Work to complete =
Comb the records below for the string "Part" and copy each line where it turns up.

* * *

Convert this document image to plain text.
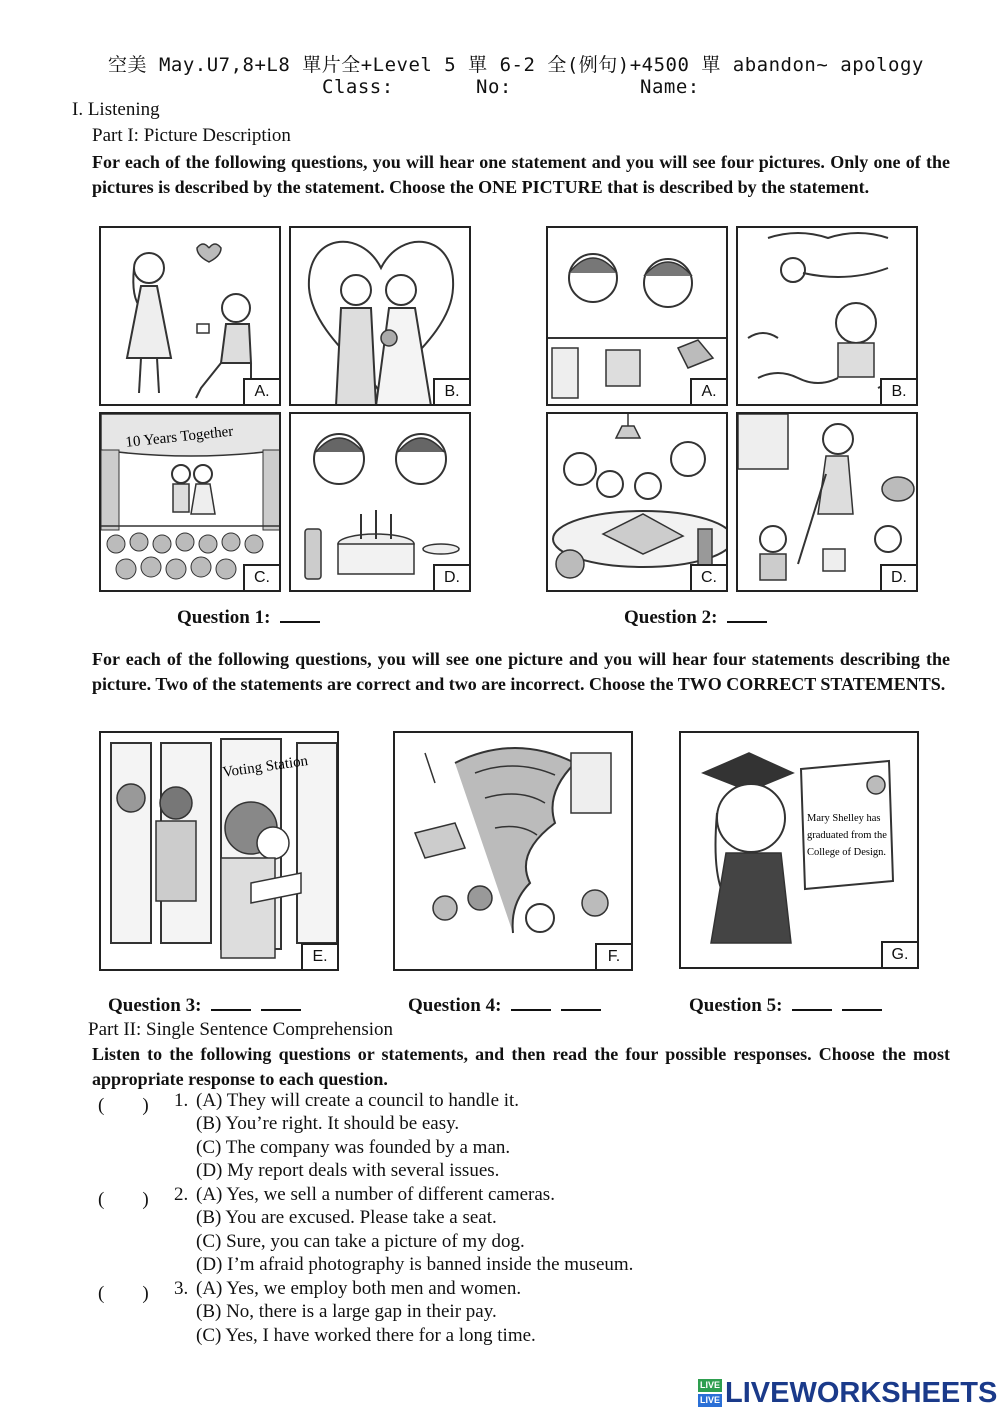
空美 May.U7,8+L8 單片全+Level 5 單 6-2 全(例句)+4500 單 abandon~ apology
Class:	No:	Name:
I. Listening
Part I: Picture Description
For each of the following questions, you will hear one statement and you will see four pictures. Only one of the pictures is described by the statement. Choose the ONE PICTURE that is described by the statement.
A.	B.
10 Years Together
C.	D.
A.	B.
C.	D.
Question 1:	Question 2:
For each of the following questions, you will see one picture and you will hear four statements describing the picture. Two of the statements are correct and two are incorrect. Choose the TWO CORRECT STATEMENTS.
Voting Station
E.	F.
Mary Shelley has
graduated from the
College of Design.
G.
Question 3:	Question 4:	Question 5:
Part II: Single Sentence Comprehension
Listen to the following questions or statements, and then read the four possible responses. Choose the most appropriate response to each question.
(　　) 1. (A) They will create a council to handle it.
(B) You’re right. It should be easy.
(C) The company was founded by a man.
(D) My report deals with several issues.
(　　) 2. (A) Yes, we sell a number of different cameras.
(B) You are excused. Please take a seat.
(C) Sure, you can take a picture of my dog.
(D) I’m afraid photography is banned inside the museum.
(　　) 3. (A) Yes, we employ both men and women.
(B) No, there is a large gap in their pay.
(C) Yes, I have worked there for a long time.
LIVE
LIVE LIVEWORKSHEETS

* * *

Solution to the problem =
Part I: Picture Description
Part II: Single Sentence Comprehension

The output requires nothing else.